(Dataset records)
— begin —
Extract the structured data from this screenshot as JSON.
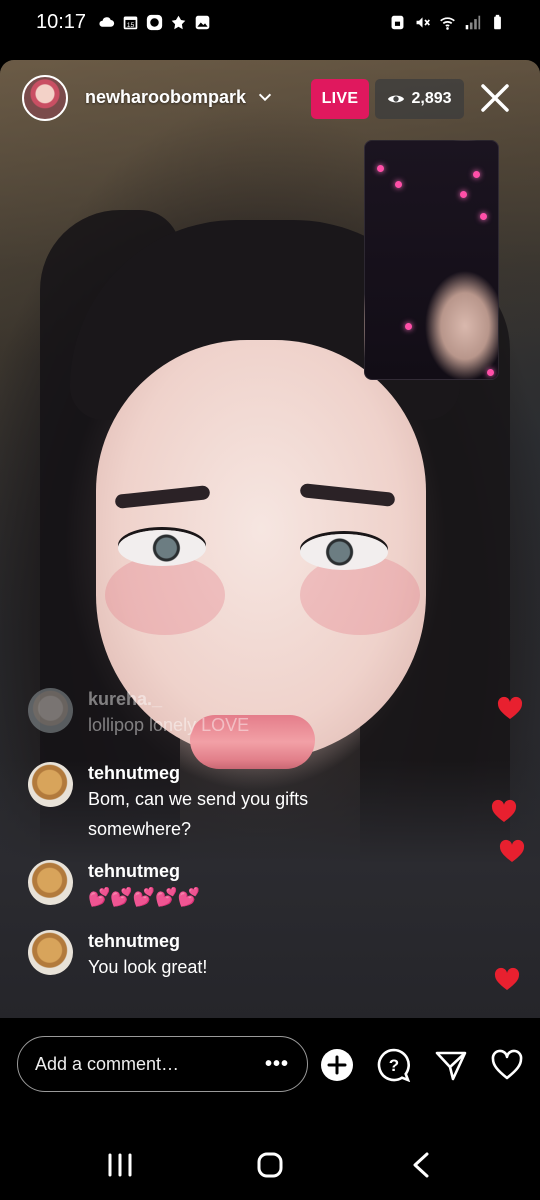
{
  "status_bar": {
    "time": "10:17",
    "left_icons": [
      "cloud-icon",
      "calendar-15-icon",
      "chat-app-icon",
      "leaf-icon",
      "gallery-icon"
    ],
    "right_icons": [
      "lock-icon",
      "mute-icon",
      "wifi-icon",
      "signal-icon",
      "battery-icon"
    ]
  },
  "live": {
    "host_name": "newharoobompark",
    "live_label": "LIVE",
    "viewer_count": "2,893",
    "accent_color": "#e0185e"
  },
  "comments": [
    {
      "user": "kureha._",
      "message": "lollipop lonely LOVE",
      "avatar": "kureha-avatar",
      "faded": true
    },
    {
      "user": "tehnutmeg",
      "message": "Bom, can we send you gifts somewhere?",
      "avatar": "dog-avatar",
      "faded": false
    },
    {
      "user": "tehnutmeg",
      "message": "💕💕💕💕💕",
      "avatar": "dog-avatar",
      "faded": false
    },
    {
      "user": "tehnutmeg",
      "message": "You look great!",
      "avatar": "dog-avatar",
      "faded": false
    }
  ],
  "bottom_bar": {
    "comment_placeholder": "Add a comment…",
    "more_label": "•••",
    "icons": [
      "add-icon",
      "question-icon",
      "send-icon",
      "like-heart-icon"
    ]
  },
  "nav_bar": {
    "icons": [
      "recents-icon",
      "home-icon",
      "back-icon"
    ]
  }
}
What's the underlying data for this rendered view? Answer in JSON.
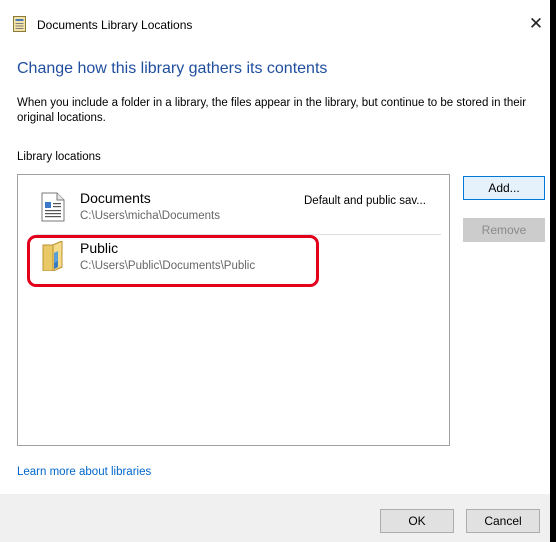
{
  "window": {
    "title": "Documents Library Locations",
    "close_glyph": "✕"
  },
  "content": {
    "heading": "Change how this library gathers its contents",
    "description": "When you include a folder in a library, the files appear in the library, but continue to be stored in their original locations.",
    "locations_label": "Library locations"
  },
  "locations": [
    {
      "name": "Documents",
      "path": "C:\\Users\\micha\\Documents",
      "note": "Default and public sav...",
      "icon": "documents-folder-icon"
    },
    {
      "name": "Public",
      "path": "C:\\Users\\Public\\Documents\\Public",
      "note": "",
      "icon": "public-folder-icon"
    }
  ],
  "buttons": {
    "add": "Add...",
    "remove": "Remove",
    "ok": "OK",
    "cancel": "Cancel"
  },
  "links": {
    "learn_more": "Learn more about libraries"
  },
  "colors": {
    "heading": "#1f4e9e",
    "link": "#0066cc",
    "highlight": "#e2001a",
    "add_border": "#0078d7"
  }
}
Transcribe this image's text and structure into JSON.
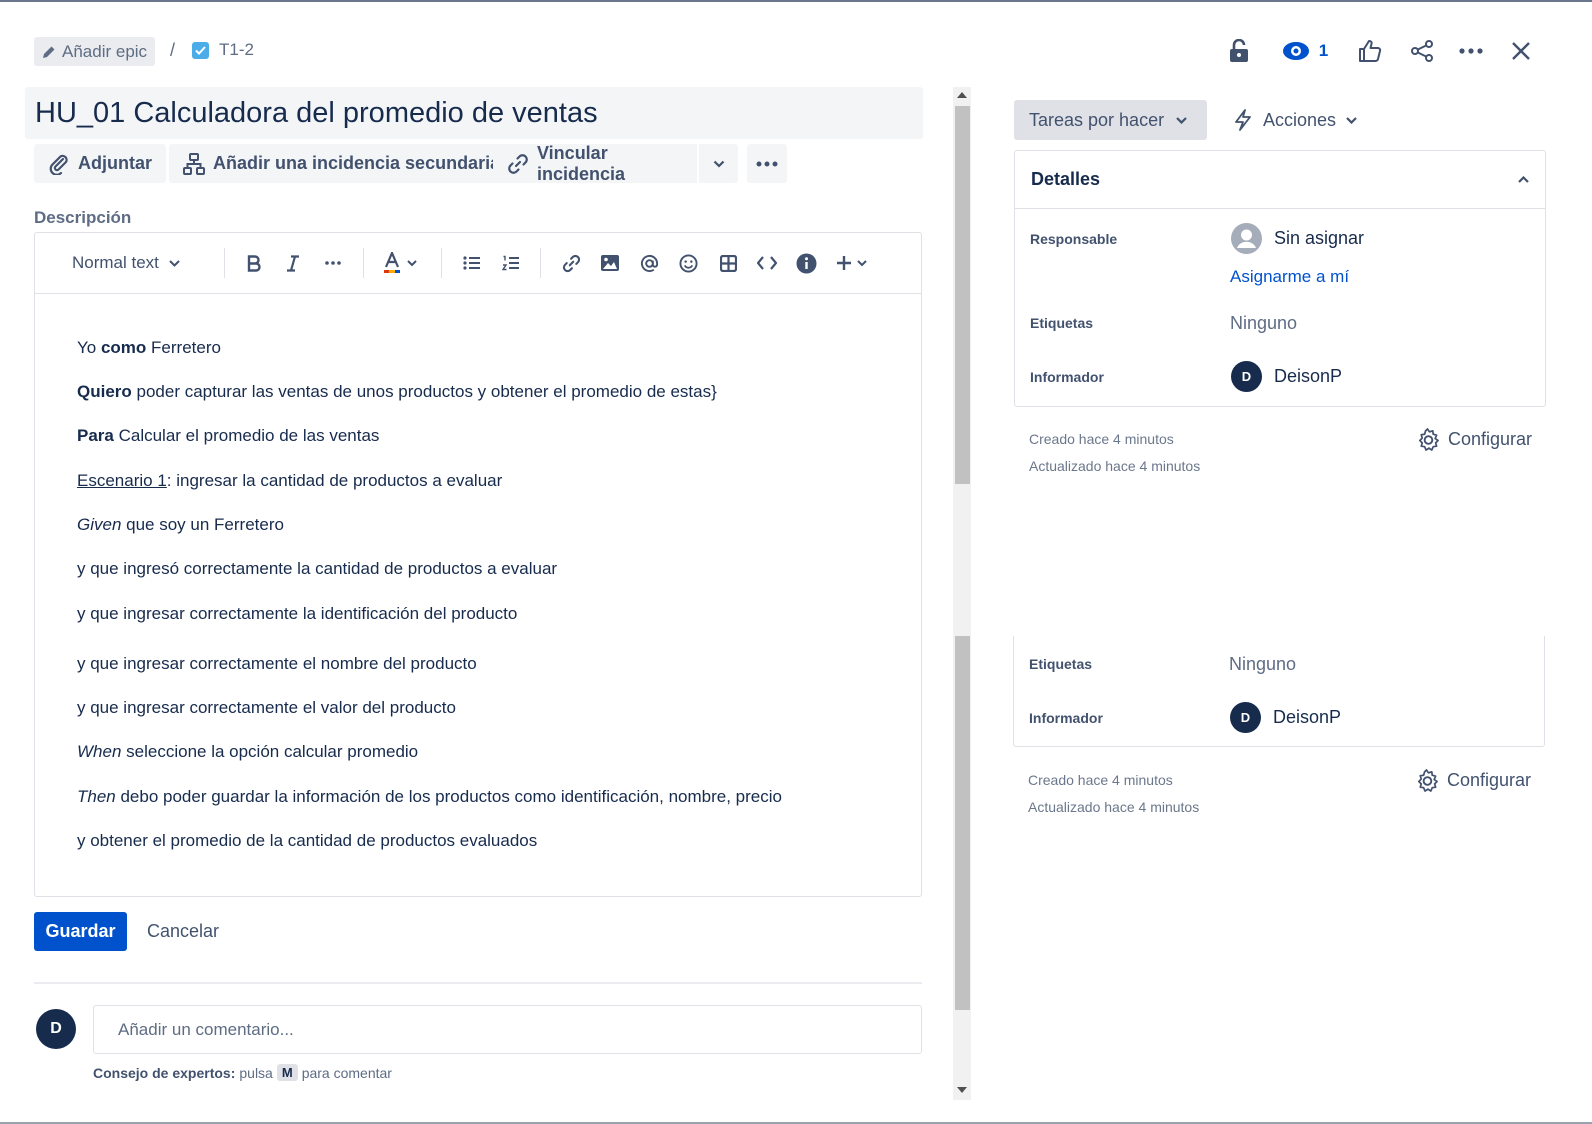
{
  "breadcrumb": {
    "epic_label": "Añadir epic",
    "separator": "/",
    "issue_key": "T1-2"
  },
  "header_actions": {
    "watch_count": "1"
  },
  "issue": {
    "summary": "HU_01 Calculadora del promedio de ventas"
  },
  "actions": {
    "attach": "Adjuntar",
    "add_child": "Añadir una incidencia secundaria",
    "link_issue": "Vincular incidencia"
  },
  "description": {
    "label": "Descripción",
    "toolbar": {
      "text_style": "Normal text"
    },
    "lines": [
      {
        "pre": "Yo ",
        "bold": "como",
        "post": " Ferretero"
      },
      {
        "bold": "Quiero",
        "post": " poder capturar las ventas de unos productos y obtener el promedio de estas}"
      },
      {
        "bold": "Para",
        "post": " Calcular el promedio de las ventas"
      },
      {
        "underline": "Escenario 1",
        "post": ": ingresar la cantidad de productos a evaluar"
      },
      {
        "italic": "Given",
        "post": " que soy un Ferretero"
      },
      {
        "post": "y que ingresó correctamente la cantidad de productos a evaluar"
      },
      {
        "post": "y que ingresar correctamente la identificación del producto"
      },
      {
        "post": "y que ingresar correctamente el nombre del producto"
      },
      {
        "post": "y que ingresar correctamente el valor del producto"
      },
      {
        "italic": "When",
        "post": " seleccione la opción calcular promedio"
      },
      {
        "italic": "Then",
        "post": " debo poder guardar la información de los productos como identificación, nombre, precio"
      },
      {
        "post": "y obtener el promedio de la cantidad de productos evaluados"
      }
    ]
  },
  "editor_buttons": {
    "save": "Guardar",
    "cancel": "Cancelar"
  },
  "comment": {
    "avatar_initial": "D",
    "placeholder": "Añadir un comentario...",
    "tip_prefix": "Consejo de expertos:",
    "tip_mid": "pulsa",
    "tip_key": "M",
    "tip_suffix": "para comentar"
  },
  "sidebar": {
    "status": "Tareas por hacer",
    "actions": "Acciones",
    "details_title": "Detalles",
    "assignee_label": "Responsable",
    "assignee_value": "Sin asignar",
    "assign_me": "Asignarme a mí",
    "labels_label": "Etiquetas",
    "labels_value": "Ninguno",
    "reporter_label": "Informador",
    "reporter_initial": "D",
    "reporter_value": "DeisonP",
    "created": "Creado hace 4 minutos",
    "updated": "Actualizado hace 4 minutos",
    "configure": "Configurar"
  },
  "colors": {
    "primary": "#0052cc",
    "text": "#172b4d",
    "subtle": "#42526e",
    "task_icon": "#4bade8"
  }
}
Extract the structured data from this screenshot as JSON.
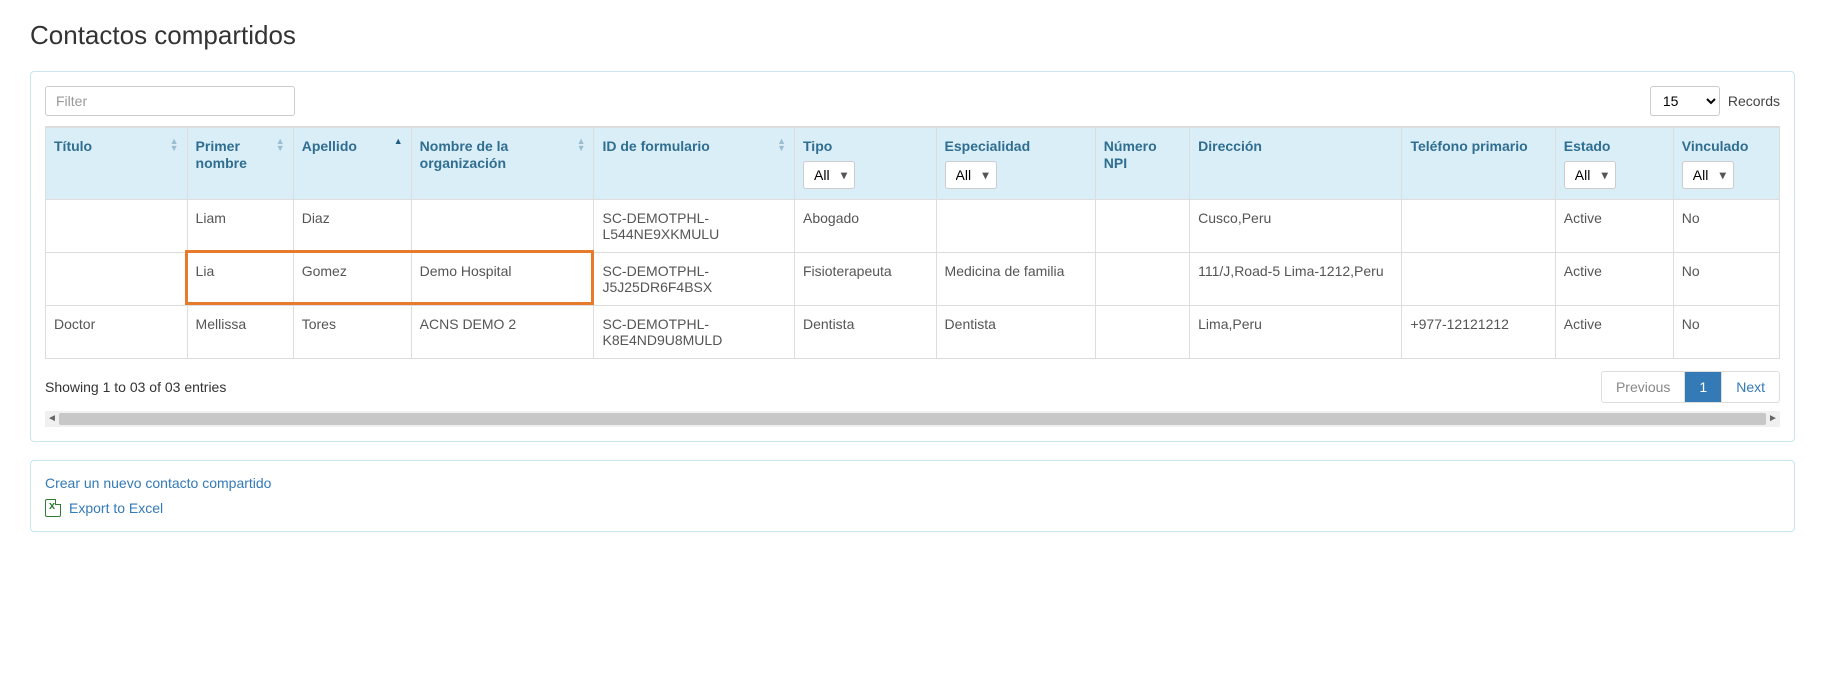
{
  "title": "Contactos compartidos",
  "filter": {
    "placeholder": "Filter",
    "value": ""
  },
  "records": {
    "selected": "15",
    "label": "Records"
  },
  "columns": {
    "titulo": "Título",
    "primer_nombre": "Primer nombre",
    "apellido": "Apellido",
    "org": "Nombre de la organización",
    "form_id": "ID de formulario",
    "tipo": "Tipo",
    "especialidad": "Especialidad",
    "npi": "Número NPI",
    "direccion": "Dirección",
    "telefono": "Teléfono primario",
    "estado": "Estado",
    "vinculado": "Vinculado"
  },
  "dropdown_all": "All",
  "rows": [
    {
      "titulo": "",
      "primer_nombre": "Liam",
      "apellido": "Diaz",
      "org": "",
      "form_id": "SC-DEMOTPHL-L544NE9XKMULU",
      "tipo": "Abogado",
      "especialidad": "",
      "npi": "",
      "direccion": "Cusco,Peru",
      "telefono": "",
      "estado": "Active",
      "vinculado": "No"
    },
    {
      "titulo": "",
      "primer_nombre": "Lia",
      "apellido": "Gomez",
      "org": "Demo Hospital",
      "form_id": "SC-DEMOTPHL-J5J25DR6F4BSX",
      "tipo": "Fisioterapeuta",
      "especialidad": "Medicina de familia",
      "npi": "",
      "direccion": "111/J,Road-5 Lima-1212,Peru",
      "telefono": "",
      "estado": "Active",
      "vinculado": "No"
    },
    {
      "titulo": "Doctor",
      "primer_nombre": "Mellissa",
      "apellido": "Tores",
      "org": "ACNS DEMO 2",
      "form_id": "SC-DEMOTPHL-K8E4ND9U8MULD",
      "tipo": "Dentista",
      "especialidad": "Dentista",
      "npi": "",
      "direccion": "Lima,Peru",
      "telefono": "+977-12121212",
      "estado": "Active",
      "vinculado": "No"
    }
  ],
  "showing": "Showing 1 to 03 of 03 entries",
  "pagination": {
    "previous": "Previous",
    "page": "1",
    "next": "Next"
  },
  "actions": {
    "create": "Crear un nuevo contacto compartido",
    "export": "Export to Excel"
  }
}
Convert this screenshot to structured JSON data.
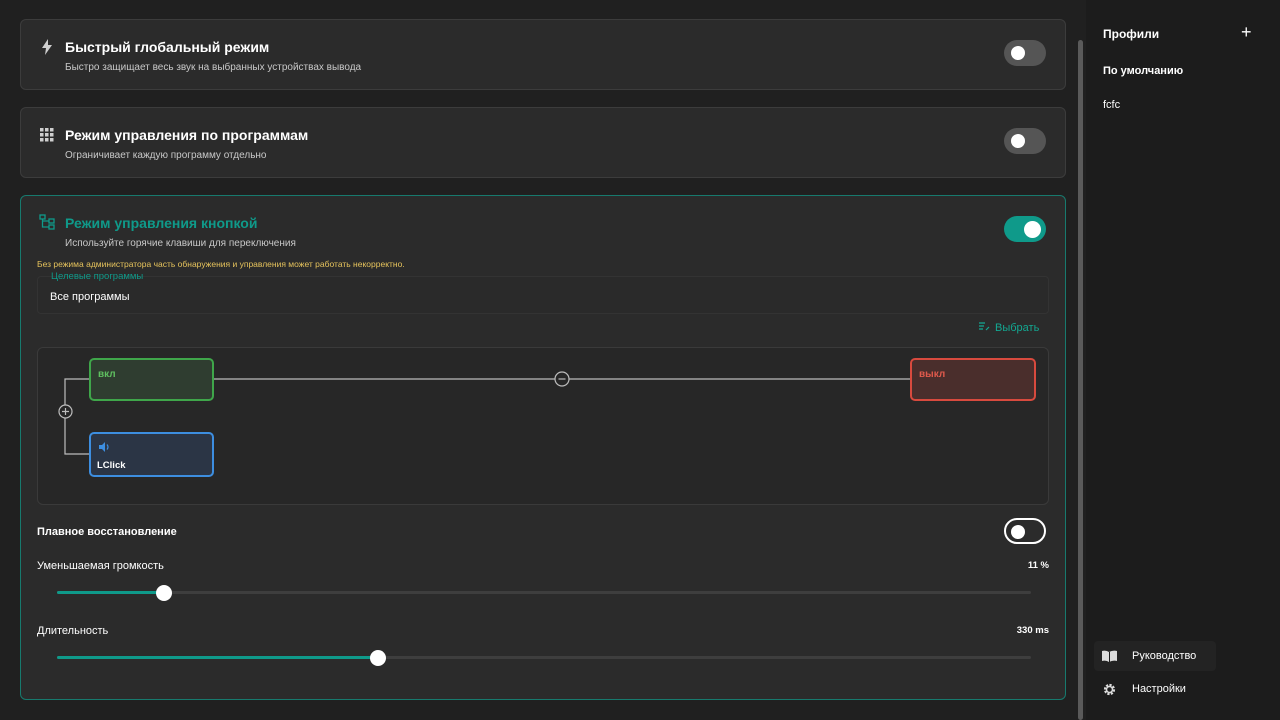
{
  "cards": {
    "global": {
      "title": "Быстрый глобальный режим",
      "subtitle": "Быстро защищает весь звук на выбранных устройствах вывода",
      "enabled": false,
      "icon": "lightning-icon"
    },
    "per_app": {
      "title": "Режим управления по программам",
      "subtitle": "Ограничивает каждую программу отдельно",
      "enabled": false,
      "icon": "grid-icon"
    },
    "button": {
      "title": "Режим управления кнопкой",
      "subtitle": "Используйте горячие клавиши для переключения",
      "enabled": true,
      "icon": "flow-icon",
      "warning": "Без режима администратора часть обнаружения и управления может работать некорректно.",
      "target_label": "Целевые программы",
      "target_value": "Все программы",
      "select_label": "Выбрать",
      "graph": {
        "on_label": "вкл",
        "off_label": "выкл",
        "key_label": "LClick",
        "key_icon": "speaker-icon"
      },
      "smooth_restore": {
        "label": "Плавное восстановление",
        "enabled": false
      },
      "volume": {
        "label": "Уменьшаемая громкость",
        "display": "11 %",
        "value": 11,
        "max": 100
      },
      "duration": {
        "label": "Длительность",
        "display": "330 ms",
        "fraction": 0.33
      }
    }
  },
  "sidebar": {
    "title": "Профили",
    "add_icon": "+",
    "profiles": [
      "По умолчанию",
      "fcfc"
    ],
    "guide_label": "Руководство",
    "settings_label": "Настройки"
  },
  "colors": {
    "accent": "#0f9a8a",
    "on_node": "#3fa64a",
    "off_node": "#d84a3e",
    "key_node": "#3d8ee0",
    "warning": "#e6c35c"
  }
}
— end —
* **Your task**:
Reproduce each line of the material containing the word "evaluar".

* **Answer for the task**:
        "post": ": ingresar la cantidad de productos a evaluar"
        "post": "y que ingresó correctamente la cantidad de productos a evaluar"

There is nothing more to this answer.